Figure contents as structured data:
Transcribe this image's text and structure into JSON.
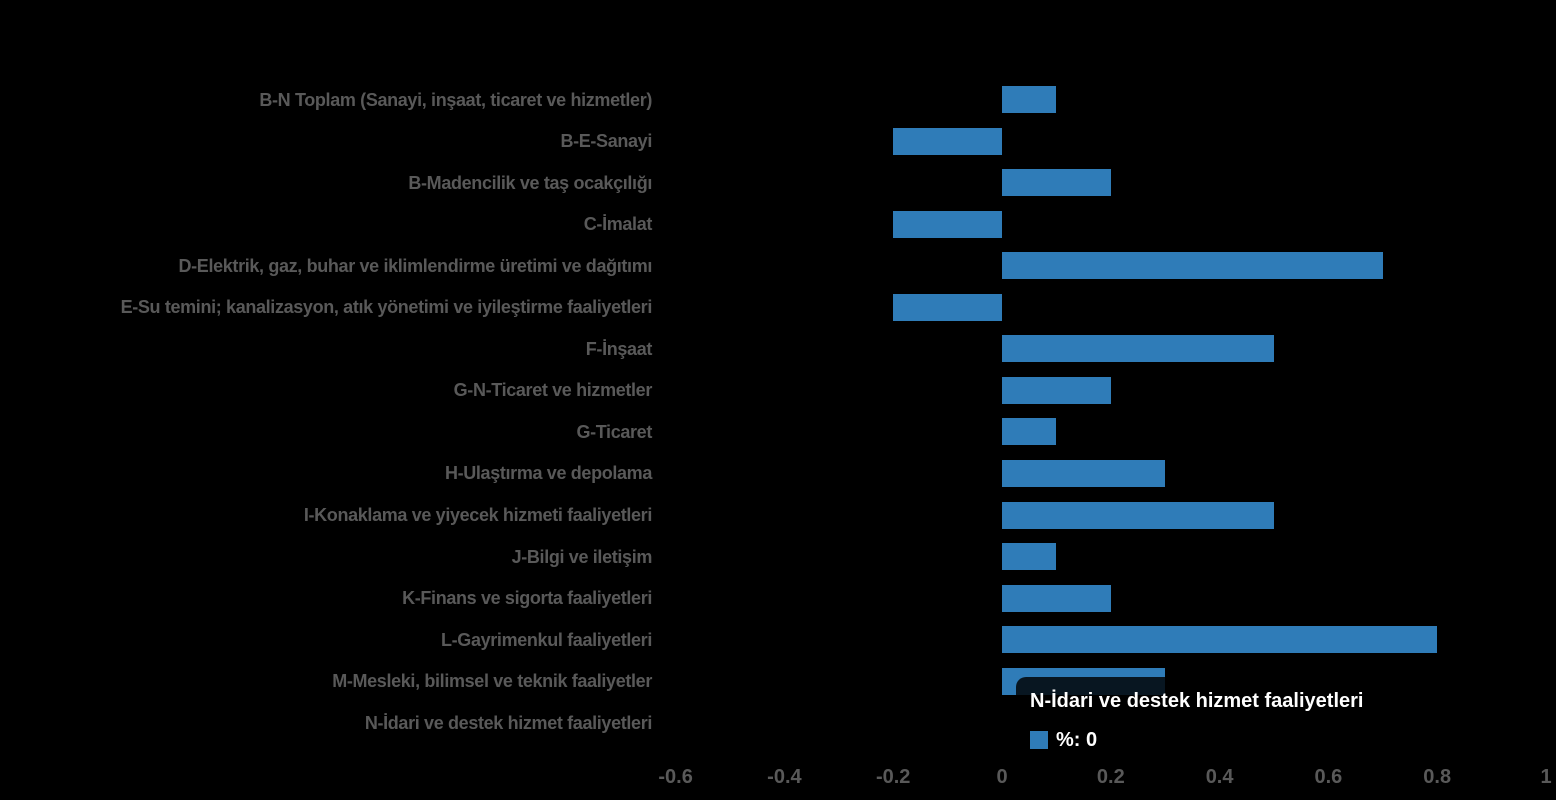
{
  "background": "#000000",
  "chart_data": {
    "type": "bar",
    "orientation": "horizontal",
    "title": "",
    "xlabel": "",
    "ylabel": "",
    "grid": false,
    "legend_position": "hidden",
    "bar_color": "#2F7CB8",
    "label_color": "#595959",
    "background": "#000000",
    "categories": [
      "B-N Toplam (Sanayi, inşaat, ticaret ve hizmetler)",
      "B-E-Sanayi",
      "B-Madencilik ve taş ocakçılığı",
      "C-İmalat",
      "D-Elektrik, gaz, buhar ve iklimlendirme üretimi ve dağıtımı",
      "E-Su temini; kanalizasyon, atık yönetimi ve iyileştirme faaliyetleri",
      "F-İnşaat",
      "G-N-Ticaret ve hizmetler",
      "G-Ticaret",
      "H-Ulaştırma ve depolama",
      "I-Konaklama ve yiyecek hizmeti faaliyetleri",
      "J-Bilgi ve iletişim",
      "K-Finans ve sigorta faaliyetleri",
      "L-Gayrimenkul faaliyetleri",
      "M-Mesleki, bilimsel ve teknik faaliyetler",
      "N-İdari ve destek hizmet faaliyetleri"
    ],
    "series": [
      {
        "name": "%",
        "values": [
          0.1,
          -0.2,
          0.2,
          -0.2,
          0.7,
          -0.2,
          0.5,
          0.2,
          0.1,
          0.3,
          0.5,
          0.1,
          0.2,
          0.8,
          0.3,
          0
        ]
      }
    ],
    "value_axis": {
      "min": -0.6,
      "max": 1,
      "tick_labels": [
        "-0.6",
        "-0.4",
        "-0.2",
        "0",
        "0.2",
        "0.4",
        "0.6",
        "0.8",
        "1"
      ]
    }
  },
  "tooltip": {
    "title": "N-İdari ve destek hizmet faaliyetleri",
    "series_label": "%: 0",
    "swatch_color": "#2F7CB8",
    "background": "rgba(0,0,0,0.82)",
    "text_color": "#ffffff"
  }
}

...

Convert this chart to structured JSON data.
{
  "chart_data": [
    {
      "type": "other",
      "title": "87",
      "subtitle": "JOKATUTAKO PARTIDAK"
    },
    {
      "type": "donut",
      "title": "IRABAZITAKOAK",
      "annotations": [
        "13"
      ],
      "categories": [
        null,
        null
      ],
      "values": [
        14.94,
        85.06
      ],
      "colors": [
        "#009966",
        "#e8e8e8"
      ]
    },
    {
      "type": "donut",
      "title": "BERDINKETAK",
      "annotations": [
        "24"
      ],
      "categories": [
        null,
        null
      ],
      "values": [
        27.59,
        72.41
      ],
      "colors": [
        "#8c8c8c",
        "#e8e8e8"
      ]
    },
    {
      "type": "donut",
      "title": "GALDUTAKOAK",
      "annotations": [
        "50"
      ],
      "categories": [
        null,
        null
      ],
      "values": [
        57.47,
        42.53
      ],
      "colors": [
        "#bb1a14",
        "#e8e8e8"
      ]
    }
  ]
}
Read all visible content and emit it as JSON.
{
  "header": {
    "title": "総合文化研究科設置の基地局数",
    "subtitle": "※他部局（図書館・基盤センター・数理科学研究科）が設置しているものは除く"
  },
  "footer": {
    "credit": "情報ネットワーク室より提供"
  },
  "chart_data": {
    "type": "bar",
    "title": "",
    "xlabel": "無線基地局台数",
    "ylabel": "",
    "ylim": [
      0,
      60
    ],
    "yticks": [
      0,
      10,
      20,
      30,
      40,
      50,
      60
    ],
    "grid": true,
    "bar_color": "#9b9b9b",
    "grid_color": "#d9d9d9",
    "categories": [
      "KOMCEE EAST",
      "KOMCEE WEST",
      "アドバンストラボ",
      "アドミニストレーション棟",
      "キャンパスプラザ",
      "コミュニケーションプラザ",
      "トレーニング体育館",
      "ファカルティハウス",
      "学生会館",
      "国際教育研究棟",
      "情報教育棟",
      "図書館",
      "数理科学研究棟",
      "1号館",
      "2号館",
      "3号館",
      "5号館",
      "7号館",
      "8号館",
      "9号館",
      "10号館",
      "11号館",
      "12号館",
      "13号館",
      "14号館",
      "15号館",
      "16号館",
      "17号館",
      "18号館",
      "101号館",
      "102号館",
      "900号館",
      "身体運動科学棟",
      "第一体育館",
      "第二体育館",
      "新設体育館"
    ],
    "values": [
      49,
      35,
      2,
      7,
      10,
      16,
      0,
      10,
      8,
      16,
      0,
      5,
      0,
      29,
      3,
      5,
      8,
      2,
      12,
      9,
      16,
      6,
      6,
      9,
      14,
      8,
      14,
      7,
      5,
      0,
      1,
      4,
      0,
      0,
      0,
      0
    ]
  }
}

* * *

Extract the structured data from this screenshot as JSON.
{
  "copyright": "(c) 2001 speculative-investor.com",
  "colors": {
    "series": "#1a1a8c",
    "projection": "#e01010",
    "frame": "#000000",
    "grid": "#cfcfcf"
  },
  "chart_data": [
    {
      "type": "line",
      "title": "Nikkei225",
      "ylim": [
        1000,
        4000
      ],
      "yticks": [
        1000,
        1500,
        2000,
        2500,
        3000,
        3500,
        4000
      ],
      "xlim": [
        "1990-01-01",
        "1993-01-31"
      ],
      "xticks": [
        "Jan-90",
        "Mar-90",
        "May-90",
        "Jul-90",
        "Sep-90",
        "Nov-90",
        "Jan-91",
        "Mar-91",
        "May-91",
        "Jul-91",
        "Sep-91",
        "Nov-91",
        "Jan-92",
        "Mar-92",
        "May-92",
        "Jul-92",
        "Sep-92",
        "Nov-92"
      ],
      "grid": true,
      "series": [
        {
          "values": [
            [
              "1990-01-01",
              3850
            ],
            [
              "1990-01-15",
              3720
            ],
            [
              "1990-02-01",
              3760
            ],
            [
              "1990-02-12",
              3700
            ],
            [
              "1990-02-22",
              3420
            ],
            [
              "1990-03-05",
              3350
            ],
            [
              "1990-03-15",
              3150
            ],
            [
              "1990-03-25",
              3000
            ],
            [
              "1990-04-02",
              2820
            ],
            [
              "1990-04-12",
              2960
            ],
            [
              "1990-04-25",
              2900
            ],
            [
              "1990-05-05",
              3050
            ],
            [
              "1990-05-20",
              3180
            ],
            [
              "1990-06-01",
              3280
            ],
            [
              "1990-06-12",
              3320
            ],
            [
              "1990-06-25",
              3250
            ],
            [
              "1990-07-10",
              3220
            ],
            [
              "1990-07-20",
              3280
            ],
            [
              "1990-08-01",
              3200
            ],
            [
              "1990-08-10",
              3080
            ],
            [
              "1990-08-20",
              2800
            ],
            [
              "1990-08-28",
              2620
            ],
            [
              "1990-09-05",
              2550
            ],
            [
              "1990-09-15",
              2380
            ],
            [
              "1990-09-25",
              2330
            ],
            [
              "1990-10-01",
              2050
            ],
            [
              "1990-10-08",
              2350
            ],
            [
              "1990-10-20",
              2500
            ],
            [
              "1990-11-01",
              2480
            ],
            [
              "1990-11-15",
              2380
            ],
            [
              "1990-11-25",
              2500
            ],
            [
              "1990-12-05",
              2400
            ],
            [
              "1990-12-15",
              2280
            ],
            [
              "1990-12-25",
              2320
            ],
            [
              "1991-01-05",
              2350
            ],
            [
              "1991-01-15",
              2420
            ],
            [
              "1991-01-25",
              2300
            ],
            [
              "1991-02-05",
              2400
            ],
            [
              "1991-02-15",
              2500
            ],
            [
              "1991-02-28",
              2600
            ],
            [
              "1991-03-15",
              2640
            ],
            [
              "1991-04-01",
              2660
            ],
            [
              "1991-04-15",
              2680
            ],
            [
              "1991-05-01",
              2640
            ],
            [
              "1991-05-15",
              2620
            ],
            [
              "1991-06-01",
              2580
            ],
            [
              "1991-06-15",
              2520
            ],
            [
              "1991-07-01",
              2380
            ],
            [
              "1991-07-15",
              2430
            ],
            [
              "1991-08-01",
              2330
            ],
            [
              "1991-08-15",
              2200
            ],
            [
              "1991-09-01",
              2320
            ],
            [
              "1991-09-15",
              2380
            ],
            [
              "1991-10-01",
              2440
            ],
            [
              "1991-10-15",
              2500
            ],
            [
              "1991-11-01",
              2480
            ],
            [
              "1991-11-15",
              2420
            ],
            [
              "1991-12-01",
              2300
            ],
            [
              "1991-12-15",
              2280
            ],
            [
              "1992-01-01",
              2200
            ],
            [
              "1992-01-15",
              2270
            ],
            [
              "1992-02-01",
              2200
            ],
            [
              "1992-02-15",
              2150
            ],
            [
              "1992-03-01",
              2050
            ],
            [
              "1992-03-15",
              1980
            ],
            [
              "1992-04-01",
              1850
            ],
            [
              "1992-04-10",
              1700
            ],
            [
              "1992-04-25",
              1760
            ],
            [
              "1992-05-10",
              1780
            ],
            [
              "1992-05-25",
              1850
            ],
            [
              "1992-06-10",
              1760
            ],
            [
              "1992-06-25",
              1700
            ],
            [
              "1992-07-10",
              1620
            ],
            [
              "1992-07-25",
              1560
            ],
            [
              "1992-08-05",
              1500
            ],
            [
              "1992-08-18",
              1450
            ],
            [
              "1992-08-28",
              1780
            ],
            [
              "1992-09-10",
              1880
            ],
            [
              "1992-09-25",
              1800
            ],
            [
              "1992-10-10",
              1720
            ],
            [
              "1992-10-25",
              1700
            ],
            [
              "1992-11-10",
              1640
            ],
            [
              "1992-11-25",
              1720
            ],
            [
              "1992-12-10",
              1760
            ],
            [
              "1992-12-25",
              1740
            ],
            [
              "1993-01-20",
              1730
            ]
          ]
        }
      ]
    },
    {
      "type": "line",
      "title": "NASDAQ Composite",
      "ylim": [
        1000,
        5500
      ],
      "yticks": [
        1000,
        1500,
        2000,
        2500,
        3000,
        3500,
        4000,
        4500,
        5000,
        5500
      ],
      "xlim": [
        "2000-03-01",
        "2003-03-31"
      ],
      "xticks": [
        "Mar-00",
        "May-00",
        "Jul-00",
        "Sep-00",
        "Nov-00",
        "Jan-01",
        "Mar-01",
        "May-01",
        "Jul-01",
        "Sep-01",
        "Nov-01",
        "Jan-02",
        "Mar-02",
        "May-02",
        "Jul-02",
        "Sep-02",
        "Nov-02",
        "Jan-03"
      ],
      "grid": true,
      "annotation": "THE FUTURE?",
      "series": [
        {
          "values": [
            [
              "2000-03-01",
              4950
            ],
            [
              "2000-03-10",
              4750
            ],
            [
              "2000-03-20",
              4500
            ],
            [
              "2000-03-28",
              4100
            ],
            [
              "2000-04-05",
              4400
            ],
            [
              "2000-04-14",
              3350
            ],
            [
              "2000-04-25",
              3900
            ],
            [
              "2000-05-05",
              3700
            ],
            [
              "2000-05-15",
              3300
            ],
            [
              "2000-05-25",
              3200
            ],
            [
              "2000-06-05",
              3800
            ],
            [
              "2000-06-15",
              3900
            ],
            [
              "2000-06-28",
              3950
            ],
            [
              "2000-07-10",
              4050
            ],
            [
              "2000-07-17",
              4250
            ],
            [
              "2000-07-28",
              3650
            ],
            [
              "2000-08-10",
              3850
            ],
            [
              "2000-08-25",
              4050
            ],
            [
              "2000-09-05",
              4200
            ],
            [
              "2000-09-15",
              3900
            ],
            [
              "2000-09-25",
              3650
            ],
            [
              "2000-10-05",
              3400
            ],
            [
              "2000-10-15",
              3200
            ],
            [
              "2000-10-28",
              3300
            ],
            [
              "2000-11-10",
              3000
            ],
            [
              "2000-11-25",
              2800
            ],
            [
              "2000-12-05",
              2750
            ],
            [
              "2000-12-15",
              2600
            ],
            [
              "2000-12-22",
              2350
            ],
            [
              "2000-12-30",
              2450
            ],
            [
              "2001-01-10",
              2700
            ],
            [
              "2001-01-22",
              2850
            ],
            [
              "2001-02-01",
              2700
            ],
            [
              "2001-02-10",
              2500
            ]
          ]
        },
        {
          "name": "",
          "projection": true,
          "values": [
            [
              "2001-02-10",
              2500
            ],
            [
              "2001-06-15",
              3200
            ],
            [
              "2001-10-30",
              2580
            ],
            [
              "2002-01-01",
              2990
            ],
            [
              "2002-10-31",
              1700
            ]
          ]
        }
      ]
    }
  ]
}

• GIVEN EXERCISE:
Search the data above for the string "JSON" and return every line that has it.

• RESULT:
Transcribe this image's text and structure into JSON.
Convert this chart to structured JSON data.
Read all visible content and emit it as JSON.
Extract the structured data from this screenshot as JSON.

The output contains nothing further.